» Your task: Arrange the material from its first line through the line containing "calibration-cell[interactable]: 40 bbox=[686, 352, 807, 379]" as a JSON list of strings, one string per line, with blank lines left out.

╭─ Records for the exercise

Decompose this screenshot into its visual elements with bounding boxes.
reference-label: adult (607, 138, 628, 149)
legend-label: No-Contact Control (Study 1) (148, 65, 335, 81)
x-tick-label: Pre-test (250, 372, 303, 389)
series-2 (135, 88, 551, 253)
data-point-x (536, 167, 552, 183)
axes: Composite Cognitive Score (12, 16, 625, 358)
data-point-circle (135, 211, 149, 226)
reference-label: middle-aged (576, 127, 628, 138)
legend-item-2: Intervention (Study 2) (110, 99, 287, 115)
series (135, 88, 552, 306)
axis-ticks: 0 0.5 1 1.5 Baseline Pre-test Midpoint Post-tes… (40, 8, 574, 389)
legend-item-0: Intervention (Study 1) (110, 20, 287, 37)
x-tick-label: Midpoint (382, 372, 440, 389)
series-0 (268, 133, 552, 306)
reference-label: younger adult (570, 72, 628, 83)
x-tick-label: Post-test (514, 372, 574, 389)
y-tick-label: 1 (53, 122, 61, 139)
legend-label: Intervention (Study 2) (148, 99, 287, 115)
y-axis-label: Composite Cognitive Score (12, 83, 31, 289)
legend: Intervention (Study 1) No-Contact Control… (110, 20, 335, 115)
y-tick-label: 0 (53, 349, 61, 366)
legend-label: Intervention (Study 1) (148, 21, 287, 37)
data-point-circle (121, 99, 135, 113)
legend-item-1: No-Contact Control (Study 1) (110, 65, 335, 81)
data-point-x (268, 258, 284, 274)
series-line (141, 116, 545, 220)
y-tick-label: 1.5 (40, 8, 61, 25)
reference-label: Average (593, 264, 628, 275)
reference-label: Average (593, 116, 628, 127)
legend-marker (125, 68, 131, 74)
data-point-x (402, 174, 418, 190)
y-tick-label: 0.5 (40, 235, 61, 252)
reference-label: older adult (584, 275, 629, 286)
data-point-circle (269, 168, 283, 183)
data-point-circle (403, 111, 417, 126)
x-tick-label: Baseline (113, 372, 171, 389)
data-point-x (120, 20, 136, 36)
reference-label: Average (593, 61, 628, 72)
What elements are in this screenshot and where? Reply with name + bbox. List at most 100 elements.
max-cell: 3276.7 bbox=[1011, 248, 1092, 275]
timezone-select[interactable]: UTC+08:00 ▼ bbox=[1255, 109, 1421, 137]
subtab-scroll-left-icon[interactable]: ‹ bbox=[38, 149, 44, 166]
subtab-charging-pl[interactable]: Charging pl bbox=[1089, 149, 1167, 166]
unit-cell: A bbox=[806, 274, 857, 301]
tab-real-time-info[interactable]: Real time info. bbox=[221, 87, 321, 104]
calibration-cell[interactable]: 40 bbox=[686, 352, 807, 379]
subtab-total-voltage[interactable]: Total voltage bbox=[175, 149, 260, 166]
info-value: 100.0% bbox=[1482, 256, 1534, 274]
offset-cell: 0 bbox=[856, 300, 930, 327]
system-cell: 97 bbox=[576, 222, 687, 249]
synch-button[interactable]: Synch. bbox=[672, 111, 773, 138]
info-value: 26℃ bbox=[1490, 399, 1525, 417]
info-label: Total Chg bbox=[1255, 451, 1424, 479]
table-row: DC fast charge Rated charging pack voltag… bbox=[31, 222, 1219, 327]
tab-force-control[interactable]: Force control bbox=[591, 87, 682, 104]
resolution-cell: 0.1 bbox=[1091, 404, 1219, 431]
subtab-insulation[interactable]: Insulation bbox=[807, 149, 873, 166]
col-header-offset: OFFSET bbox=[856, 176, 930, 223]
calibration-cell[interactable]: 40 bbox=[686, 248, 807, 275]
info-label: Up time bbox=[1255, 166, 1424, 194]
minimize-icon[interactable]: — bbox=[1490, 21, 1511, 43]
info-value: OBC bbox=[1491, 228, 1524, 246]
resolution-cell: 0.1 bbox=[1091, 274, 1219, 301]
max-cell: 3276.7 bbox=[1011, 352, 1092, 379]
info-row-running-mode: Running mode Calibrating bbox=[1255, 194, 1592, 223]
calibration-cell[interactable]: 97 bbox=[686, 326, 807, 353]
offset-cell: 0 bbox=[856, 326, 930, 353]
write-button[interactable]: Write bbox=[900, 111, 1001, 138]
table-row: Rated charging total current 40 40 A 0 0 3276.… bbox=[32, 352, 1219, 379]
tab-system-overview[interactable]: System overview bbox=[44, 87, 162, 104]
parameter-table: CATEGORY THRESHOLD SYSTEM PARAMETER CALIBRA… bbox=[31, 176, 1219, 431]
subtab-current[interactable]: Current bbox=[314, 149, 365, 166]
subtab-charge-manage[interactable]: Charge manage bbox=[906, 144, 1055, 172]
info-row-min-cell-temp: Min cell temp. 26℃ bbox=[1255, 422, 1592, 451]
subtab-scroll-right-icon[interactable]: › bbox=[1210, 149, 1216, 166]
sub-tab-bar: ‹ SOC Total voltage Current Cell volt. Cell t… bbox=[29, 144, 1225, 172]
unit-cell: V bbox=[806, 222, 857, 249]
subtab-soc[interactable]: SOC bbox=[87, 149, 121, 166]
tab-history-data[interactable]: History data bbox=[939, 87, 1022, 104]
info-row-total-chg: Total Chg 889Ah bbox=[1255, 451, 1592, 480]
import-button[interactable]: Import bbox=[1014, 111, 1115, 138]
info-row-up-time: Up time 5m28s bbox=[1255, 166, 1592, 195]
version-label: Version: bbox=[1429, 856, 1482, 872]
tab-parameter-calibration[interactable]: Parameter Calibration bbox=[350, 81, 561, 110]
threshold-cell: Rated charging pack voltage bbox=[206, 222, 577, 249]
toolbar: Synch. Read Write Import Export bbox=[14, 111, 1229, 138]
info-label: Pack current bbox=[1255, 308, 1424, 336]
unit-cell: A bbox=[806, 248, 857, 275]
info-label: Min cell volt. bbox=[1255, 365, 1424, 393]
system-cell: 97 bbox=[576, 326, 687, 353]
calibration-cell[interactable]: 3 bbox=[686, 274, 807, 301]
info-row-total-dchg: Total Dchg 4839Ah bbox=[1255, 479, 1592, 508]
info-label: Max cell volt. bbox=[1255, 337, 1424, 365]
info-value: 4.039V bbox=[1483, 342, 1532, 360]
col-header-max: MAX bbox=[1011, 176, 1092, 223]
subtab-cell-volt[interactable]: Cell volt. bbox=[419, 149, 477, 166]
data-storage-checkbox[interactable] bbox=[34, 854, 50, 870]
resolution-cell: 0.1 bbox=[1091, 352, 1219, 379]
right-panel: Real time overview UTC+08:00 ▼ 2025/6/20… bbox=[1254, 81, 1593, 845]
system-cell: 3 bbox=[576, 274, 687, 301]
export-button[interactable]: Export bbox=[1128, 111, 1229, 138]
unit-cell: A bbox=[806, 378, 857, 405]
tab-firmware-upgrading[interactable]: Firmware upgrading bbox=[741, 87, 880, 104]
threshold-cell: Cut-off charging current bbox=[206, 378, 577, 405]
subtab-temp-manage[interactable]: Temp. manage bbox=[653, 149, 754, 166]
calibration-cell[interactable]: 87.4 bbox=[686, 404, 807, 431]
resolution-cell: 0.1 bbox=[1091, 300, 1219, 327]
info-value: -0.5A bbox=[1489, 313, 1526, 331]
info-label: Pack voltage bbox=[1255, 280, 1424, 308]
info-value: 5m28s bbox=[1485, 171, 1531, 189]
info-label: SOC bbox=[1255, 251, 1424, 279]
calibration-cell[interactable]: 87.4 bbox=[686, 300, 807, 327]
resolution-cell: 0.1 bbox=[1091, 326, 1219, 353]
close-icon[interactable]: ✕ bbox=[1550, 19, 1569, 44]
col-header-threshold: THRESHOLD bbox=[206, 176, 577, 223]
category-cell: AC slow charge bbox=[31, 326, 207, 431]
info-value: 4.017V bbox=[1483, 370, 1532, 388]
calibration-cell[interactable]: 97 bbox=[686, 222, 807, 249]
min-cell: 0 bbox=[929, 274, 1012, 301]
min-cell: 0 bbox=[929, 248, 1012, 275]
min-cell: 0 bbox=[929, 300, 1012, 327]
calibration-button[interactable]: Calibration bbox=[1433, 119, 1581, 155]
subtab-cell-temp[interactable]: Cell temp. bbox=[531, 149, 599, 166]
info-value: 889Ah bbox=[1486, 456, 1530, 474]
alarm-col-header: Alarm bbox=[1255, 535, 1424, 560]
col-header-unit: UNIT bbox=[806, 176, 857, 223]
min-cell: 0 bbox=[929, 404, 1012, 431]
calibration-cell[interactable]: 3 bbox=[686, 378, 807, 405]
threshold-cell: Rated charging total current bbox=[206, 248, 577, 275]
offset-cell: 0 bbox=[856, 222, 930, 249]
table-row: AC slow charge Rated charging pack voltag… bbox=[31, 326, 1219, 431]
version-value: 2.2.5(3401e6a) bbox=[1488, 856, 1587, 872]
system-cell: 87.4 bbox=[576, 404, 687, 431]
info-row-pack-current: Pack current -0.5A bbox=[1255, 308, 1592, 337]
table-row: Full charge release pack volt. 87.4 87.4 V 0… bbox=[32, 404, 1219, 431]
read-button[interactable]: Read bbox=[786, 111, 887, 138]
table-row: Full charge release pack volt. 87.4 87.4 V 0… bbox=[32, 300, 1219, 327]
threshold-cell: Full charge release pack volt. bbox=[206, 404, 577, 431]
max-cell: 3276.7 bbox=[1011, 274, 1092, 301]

╰─

» Problem solution:
[
  "Decompose this screenshot into its visual elements with bounding boxes.",
  "reference-label: adult (607, 138, 628, 149)",
  "legend-label: No-Contact Control (Study 1) (148, 65, 335, 81)",
  "x-tick-label: Pre-test (250, 372, 303, 389)",
  "series-2 (135, 88, 551, 253)",
  "data-point-x (536, 167, 552, 183)",
  "axes: Composite Cognitive Score (12, 16, 625, 358)",
  "data-point-circle (135, 211, 149, 226)",
  "reference-label: middle-aged (576, 127, 628, 138)",
  "legend-item-2: Intervention (Study 2) (110, 99, 287, 115)",
  "series (135, 88, 552, 306)",
  "axis-ticks: 0 0.5 1 1.5 Baseline Pre-test Midpoint Post-tes… (40, 8, 574, 389)",
  "legend-item-0: Intervention (Study 1) (110, 20, 287, 37)",
  "x-tick-label: Midpoint (382, 372, 440, 389)",
  "series-0 (268, 133, 552, 306)",
  "reference-label: younger adult (570, 72, 628, 83)",
  "x-tick-label: Post-test (514, 372, 574, 389)",
  "y-tick-label: 1 (53, 122, 61, 139)",
  "legend-label: Intervention (Study 2) (148, 99, 287, 115)",
  "y-axis-label: Composite Cognitive Score (12, 83, 31, 289)",
  "legend: Intervention (Study 1) No-Contact Control… (110, 20, 335, 115)",
  "y-tick-label: 0 (53, 349, 61, 366)",
  "legend-label: Intervention (Study 1) (148, 21, 287, 37)",
  "data-point-circle (121, 99, 135, 113)",
  "legend-item-1: No-Contact Control (Study 1) (110, 65, 335, 81)",
  "data-point-x (268, 258, 284, 274)",
  "series-line (141, 116, 545, 220)",
  "y-tick-label: 1.5 (40, 8, 61, 25)",
  "reference-label: Average (593, 264, 628, 275)",
  "reference-label: Average (593, 116, 628, 127)",
  "legend-marker (125, 68, 131, 74)",
  "data-point-x (402, 174, 418, 190)",
  "y-tick-label: 0.5 (40, 235, 61, 252)",
  "reference-label: older adult (584, 275, 629, 286)",
  "data-point-circle (269, 168, 283, 183)",
  "data-point-circle (403, 111, 417, 126)",
  "x-tick-label: Baseline (113, 372, 171, 389)",
  "data-point-x (120, 20, 136, 36)",
  "reference-label: Average (593, 61, 628, 72)",
  "What elements are in this screenshot and where? Reply with name + bbox. List at most 100 elements.",
  "max-cell: 3276.7 bbox=[1011, 248, 1092, 275]",
  "timezone-select[interactable]: UTC+08:00 ▼ bbox=[1255, 109, 1421, 137]",
  "subtab-scroll-left-icon[interactable]: ‹ bbox=[38, 149, 44, 166]",
  "subtab-charging-pl[interactable]: Charging pl bbox=[1089, 149, 1167, 166]",
  "unit-cell: A bbox=[806, 274, 857, 301]",
  "tab-real-time-info[interactable]: Real time info. bbox=[221, 87, 321, 104]",
  "calibration-cell[interactable]: 40 bbox=[686, 352, 807, 379]"
]